DIRECTIVE
Write out every line of the records below word for word, leaving out the pictures.
## Start SUPPLIED DATA
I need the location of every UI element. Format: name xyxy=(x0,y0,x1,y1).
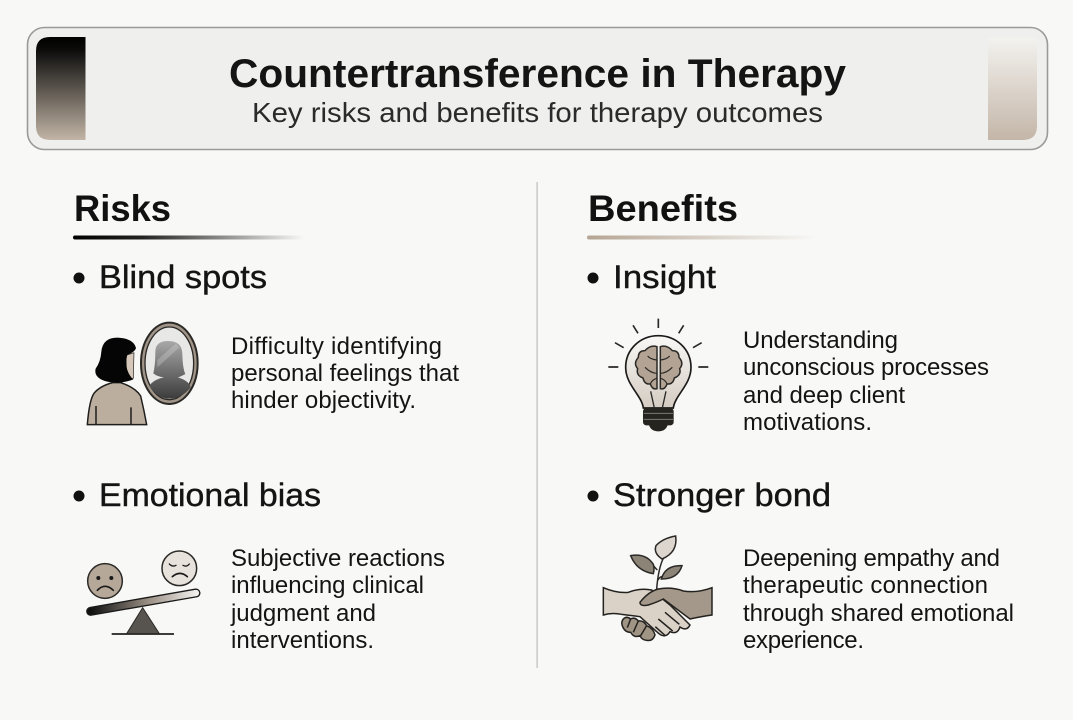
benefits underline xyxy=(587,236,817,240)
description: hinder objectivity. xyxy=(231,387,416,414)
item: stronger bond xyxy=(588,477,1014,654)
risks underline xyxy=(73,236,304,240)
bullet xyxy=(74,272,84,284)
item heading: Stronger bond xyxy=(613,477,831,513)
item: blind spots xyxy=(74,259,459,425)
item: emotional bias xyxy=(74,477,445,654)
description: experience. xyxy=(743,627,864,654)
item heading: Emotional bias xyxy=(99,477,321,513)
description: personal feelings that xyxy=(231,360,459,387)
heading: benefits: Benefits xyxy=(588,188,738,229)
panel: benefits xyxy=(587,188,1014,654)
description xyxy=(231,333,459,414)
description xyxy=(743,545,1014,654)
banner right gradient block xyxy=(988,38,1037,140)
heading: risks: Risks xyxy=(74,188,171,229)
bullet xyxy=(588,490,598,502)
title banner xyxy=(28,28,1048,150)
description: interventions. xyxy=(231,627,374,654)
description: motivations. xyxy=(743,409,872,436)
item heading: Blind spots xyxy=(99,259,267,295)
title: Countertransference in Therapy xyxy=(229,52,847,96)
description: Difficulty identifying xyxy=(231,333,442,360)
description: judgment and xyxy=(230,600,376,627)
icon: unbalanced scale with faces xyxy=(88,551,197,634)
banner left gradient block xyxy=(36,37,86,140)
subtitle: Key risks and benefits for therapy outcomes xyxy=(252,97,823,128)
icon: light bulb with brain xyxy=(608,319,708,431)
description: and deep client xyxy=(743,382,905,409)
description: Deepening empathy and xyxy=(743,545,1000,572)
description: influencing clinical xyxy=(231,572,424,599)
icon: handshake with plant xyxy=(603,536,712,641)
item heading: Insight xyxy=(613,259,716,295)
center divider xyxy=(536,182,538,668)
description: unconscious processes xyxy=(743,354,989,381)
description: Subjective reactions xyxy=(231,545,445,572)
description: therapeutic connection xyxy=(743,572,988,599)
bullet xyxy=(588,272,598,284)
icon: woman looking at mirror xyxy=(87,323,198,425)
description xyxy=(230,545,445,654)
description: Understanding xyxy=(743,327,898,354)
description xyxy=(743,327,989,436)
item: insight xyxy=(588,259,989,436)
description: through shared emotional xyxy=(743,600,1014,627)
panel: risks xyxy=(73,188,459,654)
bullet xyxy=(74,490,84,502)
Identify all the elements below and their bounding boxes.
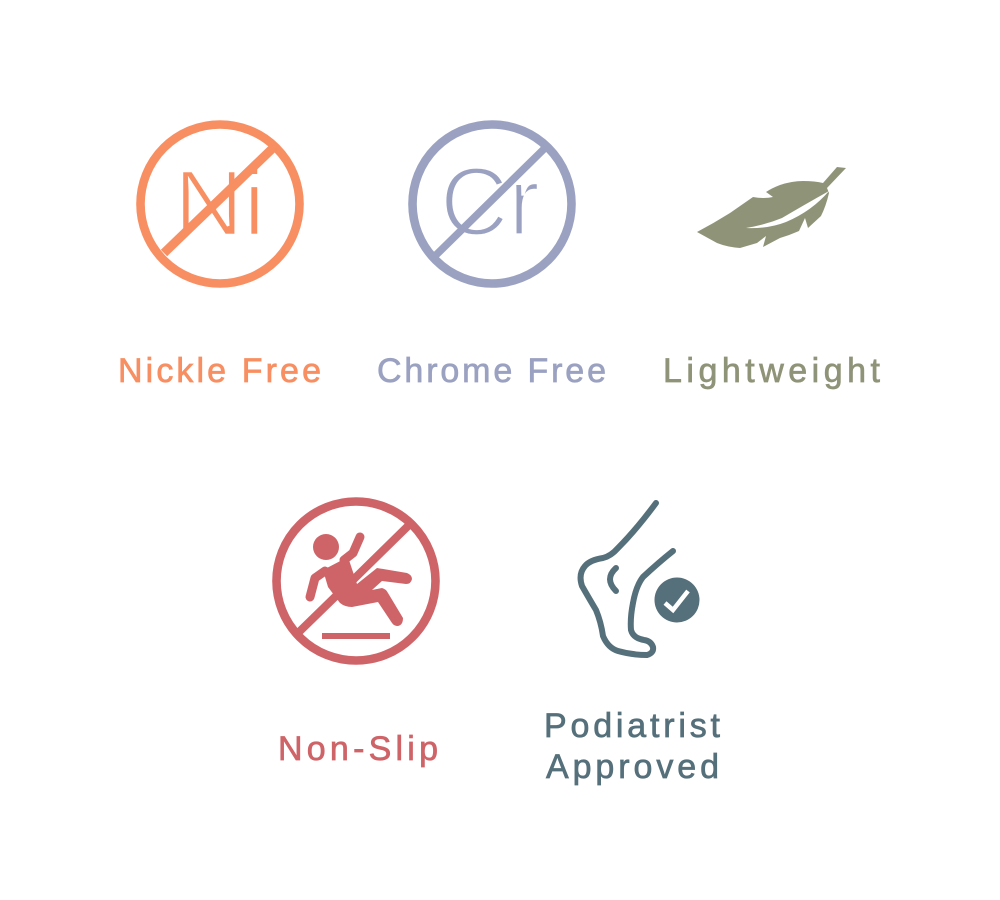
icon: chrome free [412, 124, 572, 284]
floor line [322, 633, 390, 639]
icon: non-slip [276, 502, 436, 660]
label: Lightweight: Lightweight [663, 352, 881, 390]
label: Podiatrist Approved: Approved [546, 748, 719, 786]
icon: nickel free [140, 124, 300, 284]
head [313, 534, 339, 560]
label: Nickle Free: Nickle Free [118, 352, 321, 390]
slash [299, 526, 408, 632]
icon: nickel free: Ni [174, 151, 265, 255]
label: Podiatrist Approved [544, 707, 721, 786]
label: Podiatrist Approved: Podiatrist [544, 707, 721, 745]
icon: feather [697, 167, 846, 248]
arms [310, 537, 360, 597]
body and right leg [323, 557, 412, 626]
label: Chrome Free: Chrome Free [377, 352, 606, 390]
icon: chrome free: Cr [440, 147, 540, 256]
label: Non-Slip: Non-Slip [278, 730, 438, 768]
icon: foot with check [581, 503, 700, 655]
## End SUPPLIED DATA
SOLUTION TO THIS TASK
I need the location of every UI element. Format: name xyxy=(x0,y0,x1,y1).
benefits underline xyxy=(587,236,817,240)
description: hinder objectivity. xyxy=(231,387,416,414)
item: stronger bond xyxy=(588,477,1014,654)
risks underline xyxy=(73,236,304,240)
bullet xyxy=(74,272,84,284)
item heading: Stronger bond xyxy=(613,477,831,513)
item: blind spots xyxy=(74,259,459,425)
item: emotional bias xyxy=(74,477,445,654)
description: experience. xyxy=(743,627,864,654)
item heading: Emotional bias xyxy=(99,477,321,513)
description: personal feelings that xyxy=(231,360,459,387)
heading: benefits: Benefits xyxy=(588,188,738,229)
panel: benefits xyxy=(587,188,1014,654)
description xyxy=(231,333,459,414)
description xyxy=(743,545,1014,654)
banner right gradient block xyxy=(988,38,1037,140)
heading: risks: Risks xyxy=(74,188,171,229)
bullet xyxy=(588,490,598,502)
title banner xyxy=(28,28,1048,150)
description: interventions. xyxy=(231,627,374,654)
description: motivations. xyxy=(743,409,872,436)
item heading: Blind spots xyxy=(99,259,267,295)
title: Countertransference in Therapy xyxy=(229,52,847,96)
description: Difficulty identifying xyxy=(231,333,442,360)
description: judgment and xyxy=(230,600,376,627)
icon: unbalanced scale with faces xyxy=(88,551,197,634)
banner left gradient block xyxy=(36,37,86,140)
subtitle: Key risks and benefits for therapy outcomes xyxy=(252,97,823,128)
icon: light bulb with brain xyxy=(608,319,708,431)
description: and deep client xyxy=(743,382,905,409)
description: Deepening empathy and xyxy=(743,545,1000,572)
description: influencing clinical xyxy=(231,572,424,599)
icon: handshake with plant xyxy=(603,536,712,641)
item heading: Insight xyxy=(613,259,716,295)
center divider xyxy=(536,182,538,668)
description: unconscious processes xyxy=(743,354,989,381)
description: Subjective reactions xyxy=(231,545,445,572)
description: therapeutic connection xyxy=(743,572,988,599)
bullet xyxy=(588,272,598,284)
icon: woman looking at mirror xyxy=(87,323,198,425)
description xyxy=(230,545,445,654)
description: Understanding xyxy=(743,327,898,354)
description xyxy=(743,327,989,436)
item: insight xyxy=(588,259,989,436)
description: through shared emotional xyxy=(743,600,1014,627)
panel: risks xyxy=(73,188,459,654)
bullet xyxy=(74,490,84,502)
Identify all the elements below and their bounding boxes.
icon: chrome free [412, 124, 572, 284]
floor line [322, 633, 390, 639]
icon: non-slip [276, 502, 436, 660]
label: Lightweight: Lightweight [663, 352, 881, 390]
label: Podiatrist Approved: Approved [546, 748, 719, 786]
icon: nickel free [140, 124, 300, 284]
head [313, 534, 339, 560]
label: Nickle Free: Nickle Free [118, 352, 321, 390]
slash [299, 526, 408, 632]
icon: nickel free: Ni [174, 151, 265, 255]
label: Podiatrist Approved [544, 707, 721, 786]
label: Podiatrist Approved: Podiatrist [544, 707, 721, 745]
icon: feather [697, 167, 846, 248]
arms [310, 537, 360, 597]
body and right leg [323, 557, 412, 626]
label: Chrome Free: Chrome Free [377, 352, 606, 390]
icon: chrome free: Cr [440, 147, 540, 256]
label: Non-Slip: Non-Slip [278, 730, 438, 768]
icon: foot with check [581, 503, 700, 655]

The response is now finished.